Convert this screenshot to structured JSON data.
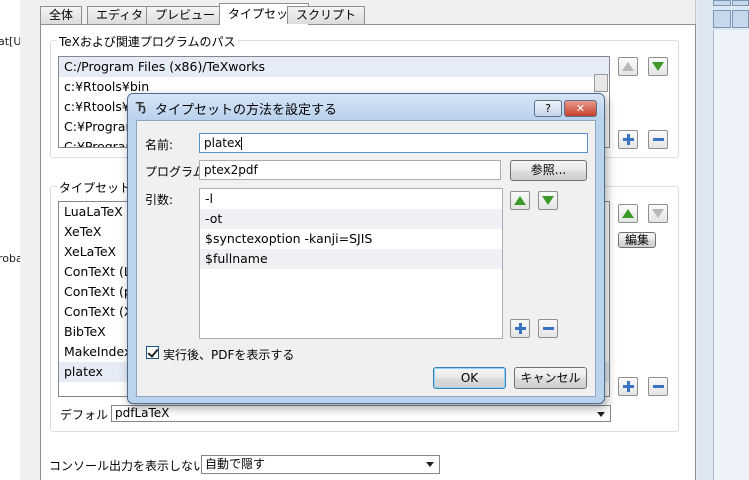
{
  "left_fragments": [
    "at[U]",
    "roba"
  ],
  "tabs": [
    "全体",
    "エディタ",
    "プレビュー",
    "タイプセット",
    "スクリプト"
  ],
  "active_tab": 3,
  "paths_group": {
    "title": "TeXおよび関連プログラムのパス",
    "items": [
      "C:/Program Files (x86)/TeXworks",
      "c:¥Rtools¥bin",
      "c:¥Rtools¥",
      "C:¥Program",
      "C:¥Program"
    ]
  },
  "typeset_group": {
    "title": "タイプセットの方",
    "items": [
      "LuaLaTeX",
      "XeTeX",
      "XeLaTeX",
      "ConTeXt (L",
      "ConTeXt (p",
      "ConTeXt (X",
      "BibTeX",
      "MakeIndex",
      "platex"
    ],
    "edit_label": "編集",
    "default_label": "デフォルト:",
    "default_value": "pdfLaTeX"
  },
  "console": {
    "label": "コンソール出力を表示しない",
    "value": "自動で隠す"
  },
  "dialog": {
    "title": "タイプセットの方法を設定する",
    "help_label": "?",
    "name_label": "名前:",
    "name_value": "platex",
    "program_label": "プログラム:",
    "program_value": "ptex2pdf",
    "browse_label": "参照...",
    "args_label": "引数:",
    "args": [
      "-l",
      "-ot",
      "$synctexoption -kanji=SJIS",
      "$fullname"
    ],
    "checkbox_label": "実行後、PDFを表示する",
    "ok_label": "OK",
    "cancel_label": "キャンセル"
  }
}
--------------------------------------------------
Reproduce the data above in full, exactly as it is, with the pictures left out.

Convert this screenshot to structured JSON data.
{
  "left_fragments": [
    "at[U]",
    "roba"
  ],
  "tabs": [
    "全体",
    "エディタ",
    "プレビュー",
    "タイプセット",
    "スクリプト"
  ],
  "active_tab": 3,
  "paths_group": {
    "title": "TeXおよび関連プログラムのパス",
    "items": [
      "C:/Program Files (x86)/TeXworks",
      "c:¥Rtools¥bin",
      "c:¥Rtools¥",
      "C:¥Program",
      "C:¥Program"
    ]
  },
  "typeset_group": {
    "title": "タイプセットの方",
    "items": [
      "LuaLaTeX",
      "XeTeX",
      "XeLaTeX",
      "ConTeXt (L",
      "ConTeXt (p",
      "ConTeXt (X",
      "BibTeX",
      "MakeIndex",
      "platex"
    ],
    "edit_label": "編集",
    "default_label": "デフォルト:",
    "default_value": "pdfLaTeX"
  },
  "console": {
    "label": "コンソール出力を表示しない",
    "value": "自動で隠す"
  },
  "dialog": {
    "title": "タイプセットの方法を設定する",
    "help_label": "?",
    "name_label": "名前:",
    "name_value": "platex",
    "program_label": "プログラム:",
    "program_value": "ptex2pdf",
    "browse_label": "参照...",
    "args_label": "引数:",
    "args": [
      "-l",
      "-ot",
      "$synctexoption -kanji=SJIS",
      "$fullname"
    ],
    "checkbox_label": "実行後、PDFを表示する",
    "ok_label": "OK",
    "cancel_label": "キャンセル"
  }
}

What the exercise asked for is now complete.